Copy out all of the material, matching it word for word.

— Begin Source material —

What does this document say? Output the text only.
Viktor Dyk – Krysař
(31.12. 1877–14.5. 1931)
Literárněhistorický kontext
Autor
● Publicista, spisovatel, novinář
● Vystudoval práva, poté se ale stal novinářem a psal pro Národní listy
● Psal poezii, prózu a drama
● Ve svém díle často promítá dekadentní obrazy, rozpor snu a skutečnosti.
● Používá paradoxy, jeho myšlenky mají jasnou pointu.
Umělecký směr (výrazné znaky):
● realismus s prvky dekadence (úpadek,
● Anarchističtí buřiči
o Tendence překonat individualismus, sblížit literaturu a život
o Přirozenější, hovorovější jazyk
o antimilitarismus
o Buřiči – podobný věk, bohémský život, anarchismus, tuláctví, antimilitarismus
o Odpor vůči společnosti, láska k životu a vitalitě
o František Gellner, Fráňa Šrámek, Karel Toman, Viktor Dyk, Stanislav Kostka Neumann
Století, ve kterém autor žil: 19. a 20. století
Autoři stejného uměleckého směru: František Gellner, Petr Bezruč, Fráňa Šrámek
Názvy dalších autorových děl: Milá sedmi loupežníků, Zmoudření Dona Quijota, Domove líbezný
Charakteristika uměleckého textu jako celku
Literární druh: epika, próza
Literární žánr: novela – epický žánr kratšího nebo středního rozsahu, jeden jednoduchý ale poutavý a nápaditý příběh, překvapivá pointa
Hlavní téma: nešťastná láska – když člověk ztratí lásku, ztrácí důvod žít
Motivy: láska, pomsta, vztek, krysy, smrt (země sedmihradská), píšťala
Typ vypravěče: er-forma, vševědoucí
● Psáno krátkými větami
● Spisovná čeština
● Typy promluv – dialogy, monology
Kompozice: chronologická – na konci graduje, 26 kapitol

— End Source material —

**Reply to the exercise**:
What does this document say? Output the text only.
Viktor Dyk – Krysař
(31.12. 1877–14.5. 1931)
Literárněhistorický kontext
Autor
● Publicista, spisovatel, novinář
● Vystudoval práva, poté se ale stal novinářem a psal pro Národní listy
● Psal poezii, prózu a drama
● Ve svém díle často promítá dekadentní obrazy, rozpor snu a skutečnosti.
● Používá paradoxy, jeho myšlenky mají jasnou pointu.
Umělecký směr (výrazné znaky):
● realismus s prvky dekadence (úpadek,
● Anarchističtí buřiči
o Tendence překonat individualismus, sblížit literaturu a život
o Přirozenější, hovorovější jazyk
o antimilitarismus
o Buřiči – podobný věk, bohémský život, anarchismus, tuláctví, antimilitarismus
o Odpor vůči společnosti, láska k životu a vitalitě
o František Gellner, Fráňa Šrámek, Karel Toman, Viktor Dyk, Stanislav Kostka Neumann
Století, ve kterém autor žil: 19. a 20. století
Autoři stejného uměleckého směru: František Gellner, Petr Bezruč, Fráňa Šrámek
Názvy dalších autorových děl: Milá sedmi loupežníků, Zmoudření Dona Quijota, Domove líbezný
Charakteristika uměleckého textu jako celku
Literární druh: epika, próza
Literární žánr: novela – epický žánr kratšího nebo středního rozsahu, jeden jednoduchý ale poutavý a nápaditý příběh, překvapivá pointa
Hlavní téma: nešťastná láska – když člověk ztratí lásku, ztrácí důvod žít
Motivy: láska, pomsta, vztek, krysy, smrt (země sedmihradská), píšťala
Typ vypravěče: er-forma, vševědoucí
● Psáno krátkými větami
● Spisovná čeština
● Typy promluv – dialogy, monology
Kompozice: chronologická – na konci graduje, 26 kapitol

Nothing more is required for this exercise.